__WORK REQUIRED__: Write out each line of the material again, word for word.

● ● ● ● ●

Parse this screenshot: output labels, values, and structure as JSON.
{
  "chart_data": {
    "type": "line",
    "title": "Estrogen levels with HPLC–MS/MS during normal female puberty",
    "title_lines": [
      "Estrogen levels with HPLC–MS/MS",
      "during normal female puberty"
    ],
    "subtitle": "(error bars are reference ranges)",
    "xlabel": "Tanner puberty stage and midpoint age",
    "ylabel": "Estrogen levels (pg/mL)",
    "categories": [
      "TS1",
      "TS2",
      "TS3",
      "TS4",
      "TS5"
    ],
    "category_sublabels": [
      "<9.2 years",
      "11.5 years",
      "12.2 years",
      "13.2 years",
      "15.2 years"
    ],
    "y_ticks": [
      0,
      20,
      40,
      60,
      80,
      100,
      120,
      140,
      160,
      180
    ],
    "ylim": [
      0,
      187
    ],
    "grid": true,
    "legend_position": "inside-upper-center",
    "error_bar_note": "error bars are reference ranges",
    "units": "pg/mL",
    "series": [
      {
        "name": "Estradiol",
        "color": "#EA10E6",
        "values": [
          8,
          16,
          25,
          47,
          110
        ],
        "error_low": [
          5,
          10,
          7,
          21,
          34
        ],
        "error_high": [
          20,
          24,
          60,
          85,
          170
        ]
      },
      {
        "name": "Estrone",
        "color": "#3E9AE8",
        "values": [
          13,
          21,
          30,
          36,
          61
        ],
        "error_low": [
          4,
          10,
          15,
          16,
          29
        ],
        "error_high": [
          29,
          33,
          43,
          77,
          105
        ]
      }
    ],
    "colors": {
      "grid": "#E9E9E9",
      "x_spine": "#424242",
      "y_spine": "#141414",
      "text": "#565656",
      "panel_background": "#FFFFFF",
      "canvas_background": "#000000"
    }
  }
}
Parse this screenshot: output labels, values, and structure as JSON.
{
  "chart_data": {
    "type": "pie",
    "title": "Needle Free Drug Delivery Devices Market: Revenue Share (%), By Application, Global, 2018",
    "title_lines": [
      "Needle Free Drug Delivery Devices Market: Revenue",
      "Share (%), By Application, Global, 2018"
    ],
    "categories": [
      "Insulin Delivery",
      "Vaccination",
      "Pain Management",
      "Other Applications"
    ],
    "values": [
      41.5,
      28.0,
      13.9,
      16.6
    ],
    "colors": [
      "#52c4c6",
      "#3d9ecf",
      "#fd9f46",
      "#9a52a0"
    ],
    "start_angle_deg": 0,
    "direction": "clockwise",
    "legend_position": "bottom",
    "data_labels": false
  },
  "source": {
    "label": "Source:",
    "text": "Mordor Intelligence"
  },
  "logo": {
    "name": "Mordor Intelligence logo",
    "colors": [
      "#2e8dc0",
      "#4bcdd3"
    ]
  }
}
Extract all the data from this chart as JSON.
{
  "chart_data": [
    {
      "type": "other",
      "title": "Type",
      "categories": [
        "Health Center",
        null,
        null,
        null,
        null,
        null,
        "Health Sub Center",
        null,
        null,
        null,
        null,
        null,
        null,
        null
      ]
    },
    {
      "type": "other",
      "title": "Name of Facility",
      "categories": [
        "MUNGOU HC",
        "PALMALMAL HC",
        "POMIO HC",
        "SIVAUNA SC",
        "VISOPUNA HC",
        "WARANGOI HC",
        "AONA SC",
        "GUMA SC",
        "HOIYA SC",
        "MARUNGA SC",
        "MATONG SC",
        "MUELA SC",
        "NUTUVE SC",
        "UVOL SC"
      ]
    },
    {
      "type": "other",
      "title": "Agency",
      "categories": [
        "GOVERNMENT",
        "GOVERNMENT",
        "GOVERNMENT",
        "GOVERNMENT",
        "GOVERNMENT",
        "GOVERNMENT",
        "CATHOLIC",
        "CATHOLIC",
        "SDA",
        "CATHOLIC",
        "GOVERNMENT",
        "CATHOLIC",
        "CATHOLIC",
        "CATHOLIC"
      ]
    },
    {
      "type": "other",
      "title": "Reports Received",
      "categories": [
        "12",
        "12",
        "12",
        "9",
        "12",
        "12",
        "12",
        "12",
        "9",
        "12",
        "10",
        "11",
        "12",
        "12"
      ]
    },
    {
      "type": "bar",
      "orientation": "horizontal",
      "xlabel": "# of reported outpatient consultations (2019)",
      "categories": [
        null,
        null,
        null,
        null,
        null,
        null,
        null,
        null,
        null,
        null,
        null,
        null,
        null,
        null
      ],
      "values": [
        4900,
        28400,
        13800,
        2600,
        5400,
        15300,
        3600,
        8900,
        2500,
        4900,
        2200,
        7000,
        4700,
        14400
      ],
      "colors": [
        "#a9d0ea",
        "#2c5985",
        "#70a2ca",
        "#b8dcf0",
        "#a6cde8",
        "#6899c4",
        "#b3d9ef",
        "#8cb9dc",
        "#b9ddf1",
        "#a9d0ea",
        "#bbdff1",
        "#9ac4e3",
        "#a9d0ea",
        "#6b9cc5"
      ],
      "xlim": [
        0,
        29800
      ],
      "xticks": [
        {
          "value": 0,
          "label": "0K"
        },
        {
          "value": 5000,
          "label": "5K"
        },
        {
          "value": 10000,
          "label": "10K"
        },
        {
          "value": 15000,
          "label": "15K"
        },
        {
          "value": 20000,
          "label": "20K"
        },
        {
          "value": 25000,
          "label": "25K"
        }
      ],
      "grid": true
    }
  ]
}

● ● ● ● ●

__SOLUTION TO THIS PROBLEM__:
Parse this screenshot: output labels, values, and structure as JSON.
{
  "chart_data": {
    "type": "line",
    "title": "Estrogen levels with HPLC–MS/MS during normal female puberty",
    "title_lines": [
      "Estrogen levels with HPLC–MS/MS",
      "during normal female puberty"
    ],
    "subtitle": "(error bars are reference ranges)",
    "xlabel": "Tanner puberty stage and midpoint age",
    "ylabel": "Estrogen levels (pg/mL)",
    "categories": [
      "TS1",
      "TS2",
      "TS3",
      "TS4",
      "TS5"
    ],
    "category_sublabels": [
      "<9.2 years",
      "11.5 years",
      "12.2 years",
      "13.2 years",
      "15.2 years"
    ],
    "y_ticks": [
      0,
      20,
      40,
      60,
      80,
      100,
      120,
      140,
      160,
      180
    ],
    "ylim": [
      0,
      187
    ],
    "grid": true,
    "legend_position": "inside-upper-center",
    "error_bar_note": "error bars are reference ranges",
    "units": "pg/mL",
    "series": [
      {
        "name": "Estradiol",
        "color": "#EA10E6",
        "values": [
          8,
          16,
          25,
          47,
          110
        ],
        "error_low": [
          5,
          10,
          7,
          21,
          34
        ],
        "error_high": [
          20,
          24,
          60,
          85,
          170
        ]
      },
      {
        "name": "Estrone",
        "color": "#3E9AE8",
        "values": [
          13,
          21,
          30,
          36,
          61
        ],
        "error_low": [
          4,
          10,
          15,
          16,
          29
        ],
        "error_high": [
          29,
          33,
          43,
          77,
          105
        ]
      }
    ],
    "colors": {
      "grid": "#E9E9E9",
      "x_spine": "#424242",
      "y_spine": "#141414",
      "text": "#565656",
      "panel_background": "#FFFFFF",
      "canvas_background": "#000000"
    }
  }
}
Parse this screenshot: output labels, values, and structure as JSON.
{
  "chart_data": {
    "type": "pie",
    "title": "Needle Free Drug Delivery Devices Market: Revenue Share (%), By Application, Global, 2018",
    "title_lines": [
      "Needle Free Drug Delivery Devices Market: Revenue",
      "Share (%), By Application, Global, 2018"
    ],
    "categories": [
      "Insulin Delivery",
      "Vaccination",
      "Pain Management",
      "Other Applications"
    ],
    "values": [
      41.5,
      28.0,
      13.9,
      16.6
    ],
    "colors": [
      "#52c4c6",
      "#3d9ecf",
      "#fd9f46",
      "#9a52a0"
    ],
    "start_angle_deg": 0,
    "direction": "clockwise",
    "legend_position": "bottom",
    "data_labels": false
  },
  "source": {
    "label": "Source:",
    "text": "Mordor Intelligence"
  },
  "logo": {
    "name": "Mordor Intelligence logo",
    "colors": [
      "#2e8dc0",
      "#4bcdd3"
    ]
  }
}
Extract all the data from this chart as JSON.
{
  "chart_data": [
    {
      "type": "other",
      "title": "Type",
      "categories": [
        "Health Center",
        null,
        null,
        null,
        null,
        null,
        "Health Sub Center",
        null,
        null,
        null,
        null,
        null,
        null,
        null
      ]
    },
    {
      "type": "other",
      "title": "Name of Facility",
      "categories": [
        "MUNGOU HC",
        "PALMALMAL HC",
        "POMIO HC",
        "SIVAUNA SC",
        "VISOPUNA HC",
        "WARANGOI HC",
        "AONA SC",
        "GUMA SC",
        "HOIYA SC",
        "MARUNGA SC",
        "MATONG SC",
        "MUELA SC",
        "NUTUVE SC",
        "UVOL SC"
      ]
    },
    {
      "type": "other",
      "title": "Agency",
      "categories": [
        "GOVERNMENT",
        "GOVERNMENT",
        "GOVERNMENT",
        "GOVERNMENT",
        "GOVERNMENT",
        "GOVERNMENT",
        "CATHOLIC",
        "CATHOLIC",
        "SDA",
        "CATHOLIC",
        "GOVERNMENT",
        "CATHOLIC",
        "CATHOLIC",
        "CATHOLIC"
      ]
    },
    {
      "type": "other",
      "title": "Reports Received",
      "categories": [
        "12",
        "12",
        "12",
        "9",
        "12",
        "12",
        "12",
        "12",
        "9",
        "12",
        "10",
        "11",
        "12",
        "12"
      ]
    },
    {
      "type": "bar",
      "orientation": "horizontal",
      "xlabel": "# of reported outpatient consultations (2019)",
      "categories": [
        null,
        null,
        null,
        null,
        null,
        null,
        null,
        null,
        null,
        null,
        null,
        null,
        null,
        null
      ],
      "values": [
        4900,
        28400,
        13800,
        2600,
        5400,
        15300,
        3600,
        8900,
        2500,
        4900,
        2200,
        7000,
        4700,
        14400
      ],
      "colors": [
        "#a9d0ea",
        "#2c5985",
        "#70a2ca",
        "#b8dcf0",
        "#a6cde8",
        "#6899c4",
        "#b3d9ef",
        "#8cb9dc",
        "#b9ddf1",
        "#a9d0ea",
        "#bbdff1",
        "#9ac4e3",
        "#a9d0ea",
        "#6b9cc5"
      ],
      "xlim": [
        0,
        29800
      ],
      "xticks": [
        {
          "value": 0,
          "label": "0K"
        },
        {
          "value": 5000,
          "label": "5K"
        },
        {
          "value": 10000,
          "label": "10K"
        },
        {
          "value": 15000,
          "label": "15K"
        },
        {
          "value": 20000,
          "label": "20K"
        },
        {
          "value": 25000,
          "label": "25K"
        }
      ],
      "grid": true
    }
  ]
}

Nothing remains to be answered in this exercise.